Look below. Copy each line that has "将不等式的两边都加上" in it.
──────── EXERCISE INPUTS
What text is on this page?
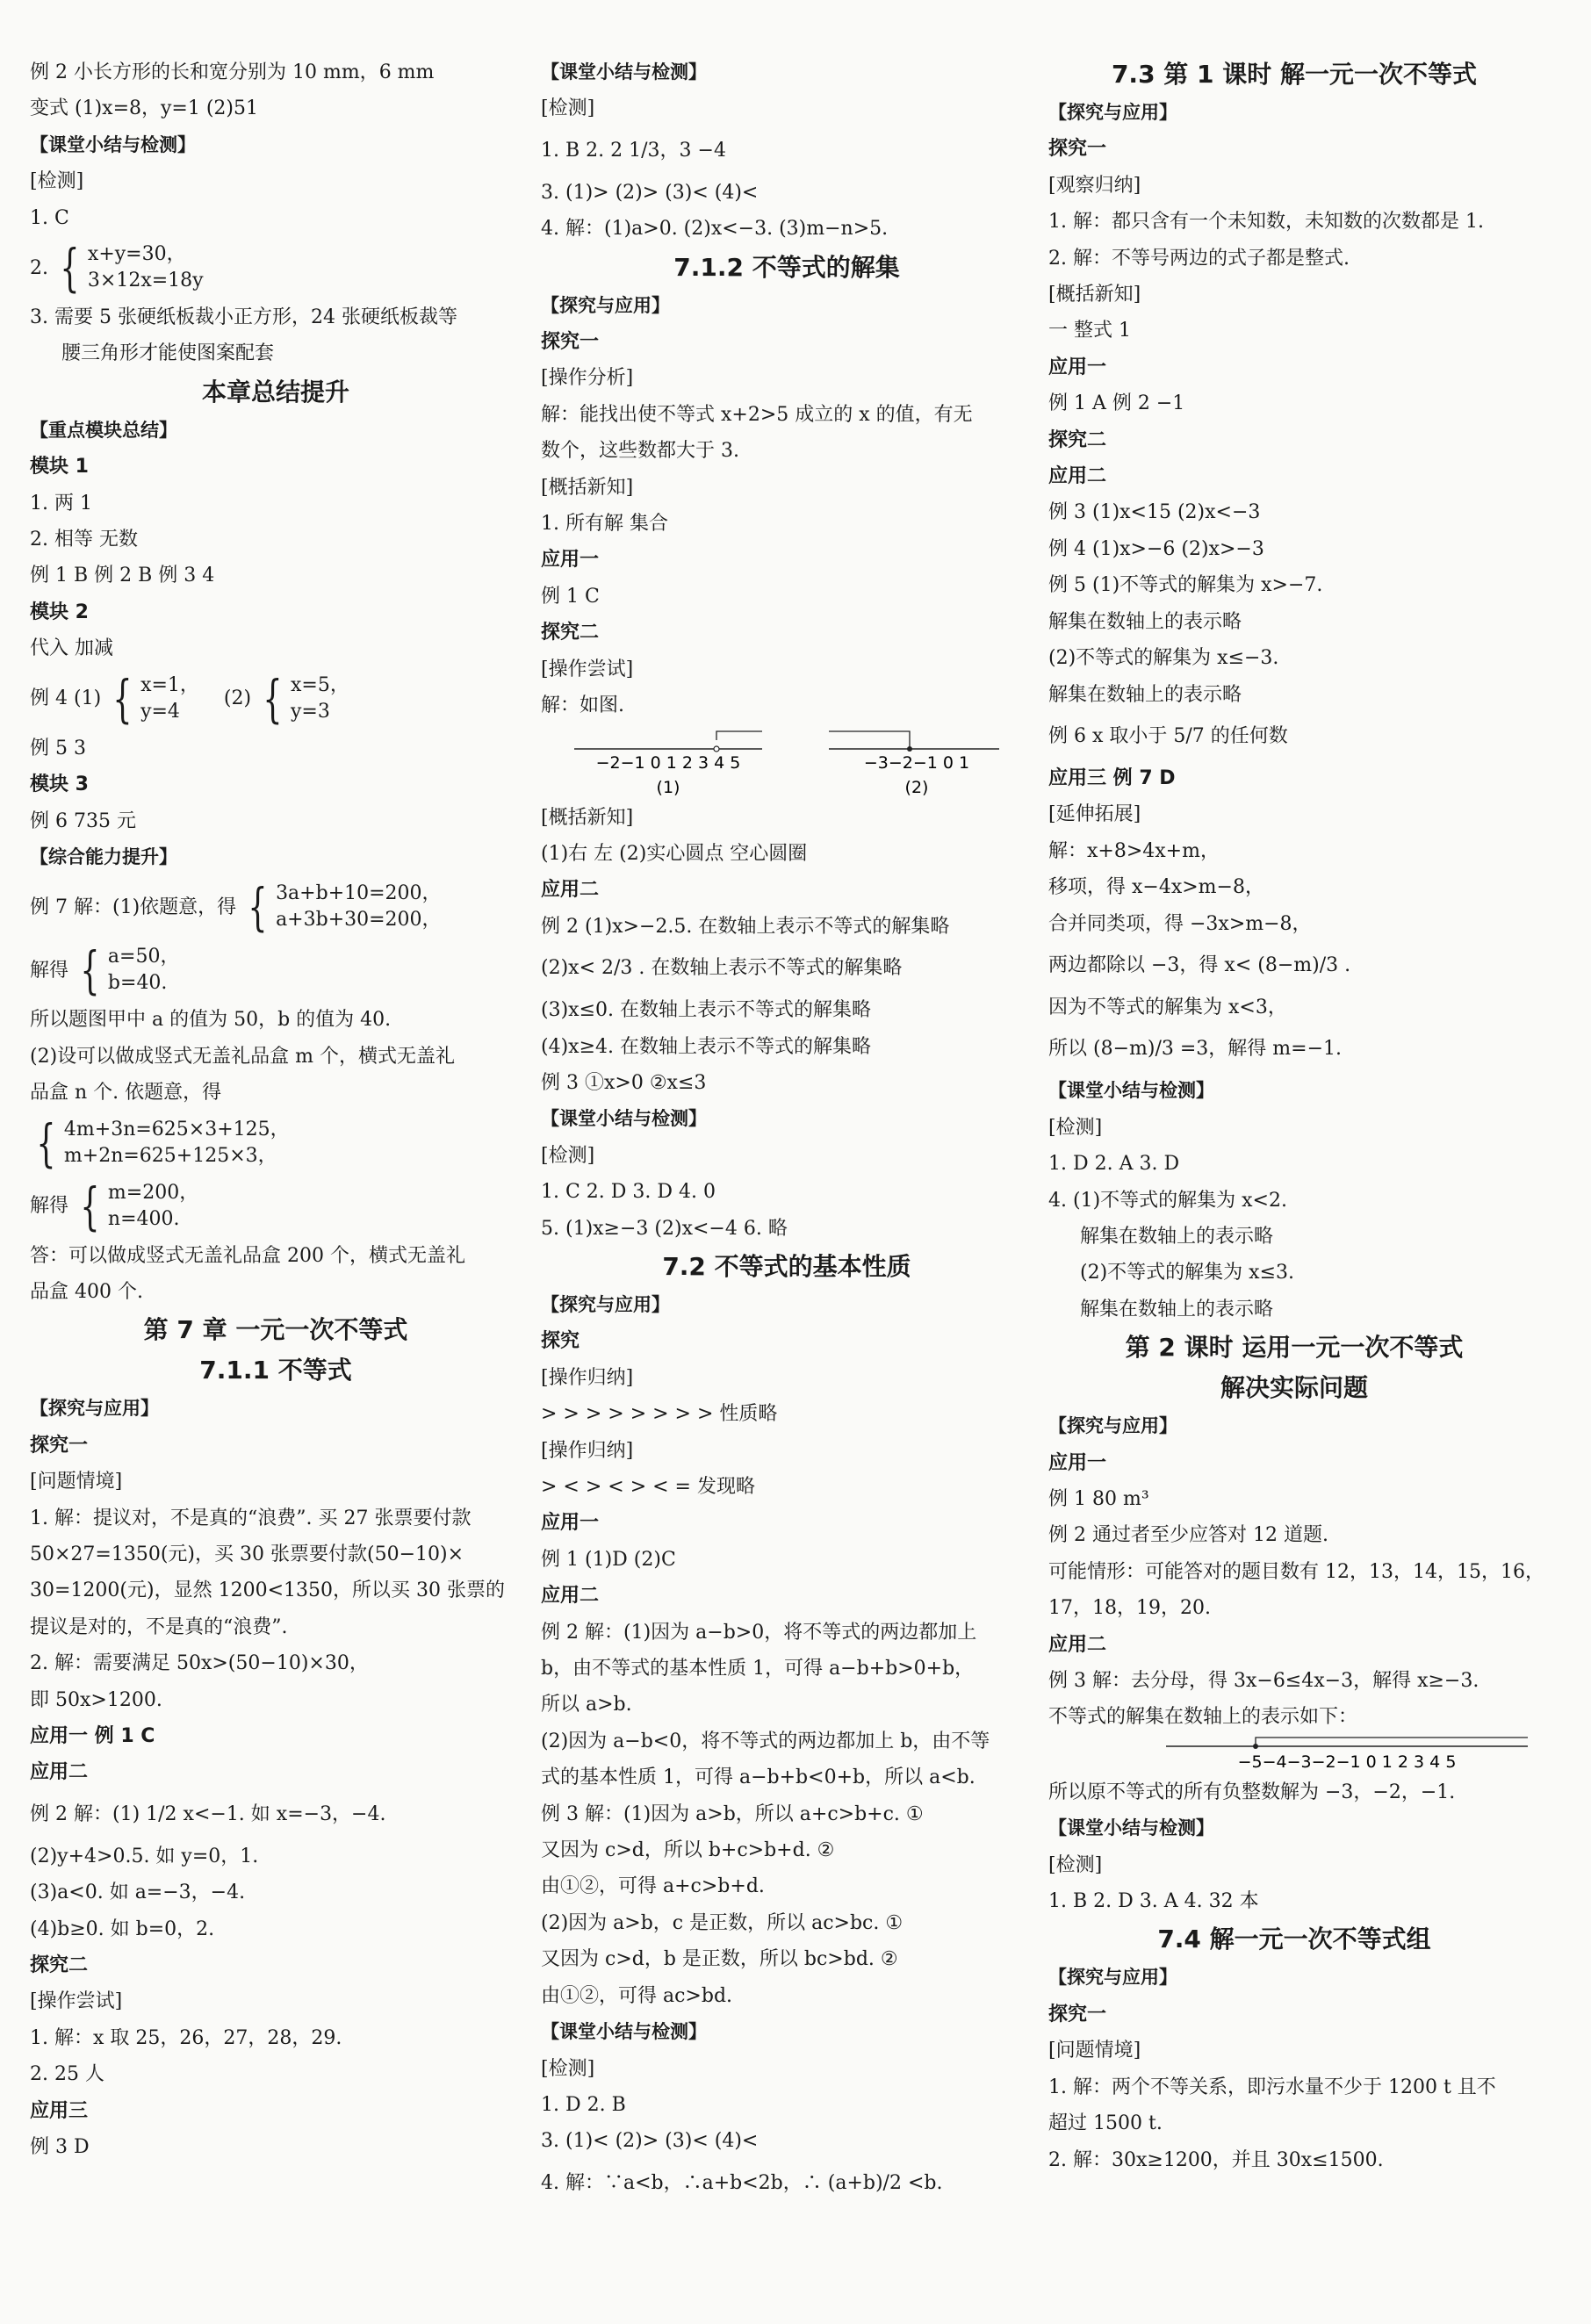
例 2 小长方形的长和宽分别为 10 mm，6 mm
变式 (1)x=8，y=1 (2)51
【课堂小结与检测】
[检测]
1. C
2. { x+y=30，
3×12x=18y
3. 需要 5 张硬纸板裁小正方形，24 张硬纸板裁等
腰三角形才能使图案配套
本章总结提升
【重点模块总结】
模块 1
1. 两 1
2. 相等 无数
例 1 B 例 2 B 例 3 4
模块 2
代入 加减
例 4 (1) { x=1，
y=4
(2) { x=5，
y=3
例 5 3
模块 3
例 6 735 元
【综合能力提升】
例 7 解：(1)依题意，得 { 3a+b+10=200，
a+3b+30=200，
解得 { a=50，
b=40.
所以题图甲中 a 的值为 50，b 的值为 40.
(2)设可以做成竖式无盖礼品盒 m 个，横式无盖礼
品盒 n 个. 依题意，得
{ 4m+3n=625×3+125，
m+2n=625+125×3，
解得 { m=200，
n=400.
答：可以做成竖式无盖礼品盒 200 个，横式无盖礼
品盒 400 个.
第 7 章 一元一次不等式
7.1.1 不等式
【探究与应用】
探究一
[问题情境]
1. 解：提议对，不是真的“浪费”. 买 27 张票要付款
50×27=1350(元)，买 30 张票要付款(50−10)×
30=1200(元)，显然 1200<1350，所以买 30 张票的
提议是对的，不是真的“浪费”.
2. 解：需要满足 50x>(50−10)×30，
即 50x>1200.
应用一 例 1 C
应用二
例 2 解：(1) 1/2 x<−1. 如 x=−3，−4.
(2)y+4>0.5. 如 y=0，1.
(3)a<0. 如 a=−3，−4.
(4)b≥0. 如 b=0，2.
探究二
[操作尝试]
1. 解：x 取 25，26，27，28，29.
2. 25 人
应用三
例 3 D
【课堂小结与检测】
[检测]
1. B 2. 2 1/3，3 −4
3. (1)> (2)> (3)< (4)<
4. 解：(1)a>0. (2)x<−3. (3)m−n>5.
7.1.2 不等式的解集
【探究与应用】
探究一
[操作分析]
解：能找出使不等式 x+2>5 成立的 x 的值，有无
数个，这些数都大于 3.
[概括新知]
1. 所有解 集合
应用一
例 1 C
探究二
[操作尝试]
解：如图.
−2−1 0 1 2 3 4 5
(1)
−3−2−1 0 1
(2)
[概括新知]
(1)右 左 (2)实心圆点 空心圆圈
应用二
例 2 (1)x>−2.5. 在数轴上表示不等式的解集略
(2)x< 2/3 . 在数轴上表示不等式的解集略
(3)x≤0. 在数轴上表示不等式的解集略
(4)x≥4. 在数轴上表示不等式的解集略
例 3 ①x>0 ②x≤3
【课堂小结与检测】
[检测]
1. C 2. D 3. D 4. 0
5. (1)x≥−3 (2)x<−4 6. 略
7.2 不等式的基本性质
【探究与应用】
探究
[操作归纳]
> > > > > > > > 性质略
[操作归纳]
> < > < > < = 发现略
应用一
例 1 (1)D (2)C
应用二
例 2 解：(1)因为 a−b>0，将不等式的两边都加上
b，由不等式的基本性质 1，可得 a−b+b>0+b，
所以 a>b.
(2)因为 a−b<0，将不等式的两边都加上 b，由不等
式的基本性质 1，可得 a−b+b<0+b，所以 a<b.
例 3 解：(1)因为 a>b，所以 a+c>b+c. ①
又因为 c>d，所以 b+c>b+d. ②
由①②，可得 a+c>b+d.
(2)因为 a>b，c 是正数，所以 ac>bc. ①
又因为 c>d，b 是正数，所以 bc>bd. ②
由①②，可得 ac>bd.
【课堂小结与检测】
[检测]
1. D 2. B
3. (1)< (2)> (3)< (4)<
4. 解：∵a<b，∴a+b<2b，∴ (a+b)/2 <b.
7.3 第 1 课时 解一元一次不等式
【探究与应用】
探究一
[观察归纳]
1. 解：都只含有一个未知数，未知数的次数都是 1.
2. 解：不等号两边的式子都是整式.
[概括新知]
一 整式 1
应用一
例 1 A 例 2 −1
探究二
应用二
例 3 (1)x<15 (2)x<−3
例 4 (1)x>−6 (2)x>−3
例 5 (1)不等式的解集为 x>−7.
解集在数轴上的表示略
(2)不等式的解集为 x≤−3.
解集在数轴上的表示略
例 6 x 取小于 5/7 的任何数
应用三 例 7 D
[延伸拓展]
解：x+8>4x+m，
移项，得 x−4x>m−8，
合并同类项，得 −3x>m−8，
两边都除以 −3，得 x< (8−m)/3 .
因为不等式的解集为 x<3，
所以 (8−m)/3 =3，解得 m=−1.
【课堂小结与检测】
[检测]
1. D 2. A 3. D
4. (1)不等式的解集为 x<2.
解集在数轴上的表示略
(2)不等式的解集为 x≤3.
解集在数轴上的表示略
第 2 课时 运用一元一次不等式
解决实际问题
【探究与应用】
应用一
例 1 80 m³
例 2 通过者至少应答对 12 道题.
可能情形：可能答对的题目数有 12，13，14，15，16，
17，18，19，20.
应用二
例 3 解：去分母，得 3x−6≤4x−3，解得 x≥−3.
不等式的解集在数轴上的表示如下：
−5−4−3−2−1 0 1 2 3 4 5
所以原不等式的所有负整数解为 −3，−2，−1.
【课堂小结与检测】
[检测]
1. B 2. D 3. A 4. 32 本
7.4 解一元一次不等式组
【探究与应用】
探究一
[问题情境]
1. 解：两个不等关系，即污水量不少于 1200 t 且不
超过 1500 t.
2. 解：30x≥1200，并且 30x≤1500.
────────────────
CORRECT OUTPUT »
例 2 解：(1)因为 a−b>0，将不等式的两边都加上
(2)因为 a−b<0，将不等式的两边都加上 b，由不等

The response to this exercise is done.